● Task prompt
List all lines in the material below that contain "kind".

Stored data:
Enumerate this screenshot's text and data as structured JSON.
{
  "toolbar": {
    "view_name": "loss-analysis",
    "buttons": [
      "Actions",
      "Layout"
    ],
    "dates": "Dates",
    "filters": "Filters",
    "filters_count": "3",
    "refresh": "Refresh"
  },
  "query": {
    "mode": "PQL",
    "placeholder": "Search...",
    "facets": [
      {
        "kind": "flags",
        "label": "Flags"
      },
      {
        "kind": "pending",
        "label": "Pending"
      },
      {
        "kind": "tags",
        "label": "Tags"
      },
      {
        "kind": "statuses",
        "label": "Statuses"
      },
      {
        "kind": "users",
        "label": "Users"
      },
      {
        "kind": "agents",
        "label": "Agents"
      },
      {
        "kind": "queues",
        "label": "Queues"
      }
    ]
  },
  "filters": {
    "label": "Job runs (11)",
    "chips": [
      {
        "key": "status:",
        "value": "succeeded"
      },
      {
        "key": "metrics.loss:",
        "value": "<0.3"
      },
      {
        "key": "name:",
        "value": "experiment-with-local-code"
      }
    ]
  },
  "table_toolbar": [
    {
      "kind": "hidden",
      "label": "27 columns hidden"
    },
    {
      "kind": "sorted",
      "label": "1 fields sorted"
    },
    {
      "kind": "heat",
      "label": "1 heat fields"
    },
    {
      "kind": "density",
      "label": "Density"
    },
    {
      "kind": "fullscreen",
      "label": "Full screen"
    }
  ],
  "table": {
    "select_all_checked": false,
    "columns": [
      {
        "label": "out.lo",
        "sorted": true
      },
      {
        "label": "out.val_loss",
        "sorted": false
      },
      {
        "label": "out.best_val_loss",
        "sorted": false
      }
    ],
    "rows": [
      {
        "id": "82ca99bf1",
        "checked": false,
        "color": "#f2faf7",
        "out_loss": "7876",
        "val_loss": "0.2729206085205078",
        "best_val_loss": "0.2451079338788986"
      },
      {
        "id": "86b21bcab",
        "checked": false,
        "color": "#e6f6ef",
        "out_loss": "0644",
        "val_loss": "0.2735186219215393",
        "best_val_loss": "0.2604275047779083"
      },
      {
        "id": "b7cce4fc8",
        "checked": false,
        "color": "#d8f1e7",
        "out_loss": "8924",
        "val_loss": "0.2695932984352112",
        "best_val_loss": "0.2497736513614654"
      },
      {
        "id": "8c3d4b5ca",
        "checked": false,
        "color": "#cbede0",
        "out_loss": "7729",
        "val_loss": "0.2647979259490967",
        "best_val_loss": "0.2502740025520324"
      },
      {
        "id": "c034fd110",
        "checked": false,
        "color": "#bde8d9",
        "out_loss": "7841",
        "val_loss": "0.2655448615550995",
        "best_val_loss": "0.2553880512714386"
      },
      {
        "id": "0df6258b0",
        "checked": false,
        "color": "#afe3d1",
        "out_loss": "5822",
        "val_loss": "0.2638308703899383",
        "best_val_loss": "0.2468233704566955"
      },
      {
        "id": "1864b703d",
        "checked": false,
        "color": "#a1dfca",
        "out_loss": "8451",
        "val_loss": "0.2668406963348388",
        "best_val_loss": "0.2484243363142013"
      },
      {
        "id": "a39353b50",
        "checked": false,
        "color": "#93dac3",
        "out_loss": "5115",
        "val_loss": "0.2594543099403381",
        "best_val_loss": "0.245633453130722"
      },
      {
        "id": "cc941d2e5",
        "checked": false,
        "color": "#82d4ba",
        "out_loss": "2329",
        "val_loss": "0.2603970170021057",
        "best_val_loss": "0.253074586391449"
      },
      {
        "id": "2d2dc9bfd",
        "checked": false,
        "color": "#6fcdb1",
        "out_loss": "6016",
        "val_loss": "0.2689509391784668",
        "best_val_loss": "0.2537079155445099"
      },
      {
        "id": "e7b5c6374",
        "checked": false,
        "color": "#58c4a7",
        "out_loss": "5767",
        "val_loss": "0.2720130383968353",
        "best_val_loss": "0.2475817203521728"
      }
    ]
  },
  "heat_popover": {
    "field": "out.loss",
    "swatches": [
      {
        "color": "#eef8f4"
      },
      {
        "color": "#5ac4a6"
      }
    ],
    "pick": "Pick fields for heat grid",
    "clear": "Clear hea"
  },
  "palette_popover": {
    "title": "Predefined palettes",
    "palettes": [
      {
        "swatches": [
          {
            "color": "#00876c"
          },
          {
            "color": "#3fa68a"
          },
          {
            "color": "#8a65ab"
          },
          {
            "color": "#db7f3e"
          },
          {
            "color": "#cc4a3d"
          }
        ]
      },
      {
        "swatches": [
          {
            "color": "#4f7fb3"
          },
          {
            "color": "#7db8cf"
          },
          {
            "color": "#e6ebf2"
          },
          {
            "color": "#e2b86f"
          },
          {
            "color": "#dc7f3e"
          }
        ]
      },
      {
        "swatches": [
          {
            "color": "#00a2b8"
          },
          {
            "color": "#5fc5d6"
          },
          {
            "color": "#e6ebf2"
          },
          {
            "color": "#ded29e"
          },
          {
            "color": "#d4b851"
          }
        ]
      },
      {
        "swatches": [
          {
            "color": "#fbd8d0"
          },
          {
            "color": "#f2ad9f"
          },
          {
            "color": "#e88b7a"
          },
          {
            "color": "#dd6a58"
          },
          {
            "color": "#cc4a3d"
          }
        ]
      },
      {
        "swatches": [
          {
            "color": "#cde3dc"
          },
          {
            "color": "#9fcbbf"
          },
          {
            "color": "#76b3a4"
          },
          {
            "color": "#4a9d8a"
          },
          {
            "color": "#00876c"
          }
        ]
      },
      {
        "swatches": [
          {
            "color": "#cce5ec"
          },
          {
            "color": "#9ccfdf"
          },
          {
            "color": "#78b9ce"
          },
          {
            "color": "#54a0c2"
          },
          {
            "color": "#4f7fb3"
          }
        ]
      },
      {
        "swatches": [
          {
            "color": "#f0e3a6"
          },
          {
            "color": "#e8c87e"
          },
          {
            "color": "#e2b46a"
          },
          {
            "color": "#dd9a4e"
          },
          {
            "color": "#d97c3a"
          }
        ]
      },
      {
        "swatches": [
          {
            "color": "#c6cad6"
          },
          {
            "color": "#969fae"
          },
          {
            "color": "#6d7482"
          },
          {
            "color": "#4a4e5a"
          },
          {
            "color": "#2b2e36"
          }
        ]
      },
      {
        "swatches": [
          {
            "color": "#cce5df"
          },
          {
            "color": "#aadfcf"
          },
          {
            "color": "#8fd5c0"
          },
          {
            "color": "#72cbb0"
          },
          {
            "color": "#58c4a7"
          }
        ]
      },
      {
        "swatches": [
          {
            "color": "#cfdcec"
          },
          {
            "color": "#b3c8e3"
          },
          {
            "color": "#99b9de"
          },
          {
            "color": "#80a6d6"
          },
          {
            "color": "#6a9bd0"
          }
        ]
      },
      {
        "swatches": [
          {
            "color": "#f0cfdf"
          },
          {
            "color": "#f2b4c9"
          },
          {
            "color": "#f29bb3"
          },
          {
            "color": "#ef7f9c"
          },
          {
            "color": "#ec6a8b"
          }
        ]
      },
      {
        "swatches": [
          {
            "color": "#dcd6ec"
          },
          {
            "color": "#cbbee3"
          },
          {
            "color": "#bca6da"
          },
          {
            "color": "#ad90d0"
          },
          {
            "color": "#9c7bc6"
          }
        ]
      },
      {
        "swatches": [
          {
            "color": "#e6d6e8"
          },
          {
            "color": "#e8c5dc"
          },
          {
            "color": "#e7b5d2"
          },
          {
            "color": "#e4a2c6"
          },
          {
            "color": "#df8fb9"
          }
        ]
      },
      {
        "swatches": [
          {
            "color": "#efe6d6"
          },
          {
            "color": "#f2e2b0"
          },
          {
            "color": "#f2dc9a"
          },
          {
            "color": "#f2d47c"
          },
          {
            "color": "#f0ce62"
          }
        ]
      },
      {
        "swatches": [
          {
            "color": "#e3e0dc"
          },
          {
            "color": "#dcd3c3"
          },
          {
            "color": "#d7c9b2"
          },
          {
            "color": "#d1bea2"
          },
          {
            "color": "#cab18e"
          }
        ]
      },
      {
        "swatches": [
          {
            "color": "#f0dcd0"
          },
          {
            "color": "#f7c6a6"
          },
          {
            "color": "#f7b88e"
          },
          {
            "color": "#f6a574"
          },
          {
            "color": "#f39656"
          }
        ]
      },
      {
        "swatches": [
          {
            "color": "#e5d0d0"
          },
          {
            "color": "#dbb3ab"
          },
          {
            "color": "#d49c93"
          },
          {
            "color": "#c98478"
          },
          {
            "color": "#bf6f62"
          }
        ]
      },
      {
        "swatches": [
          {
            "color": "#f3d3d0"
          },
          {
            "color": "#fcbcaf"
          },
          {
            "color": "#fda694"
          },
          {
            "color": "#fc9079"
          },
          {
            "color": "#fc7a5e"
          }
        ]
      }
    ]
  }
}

● Written response
        "kind": "flags",
        "kind": "pending",
        "kind": "tags",
        "kind": "statuses",
        "kind": "users",
        "kind": "agents",
        "kind": "queues",
      "kind": "hidden",
      "kind": "sorted",
      "kind": "heat",
      "kind": "density",
      "kind": "fullscreen",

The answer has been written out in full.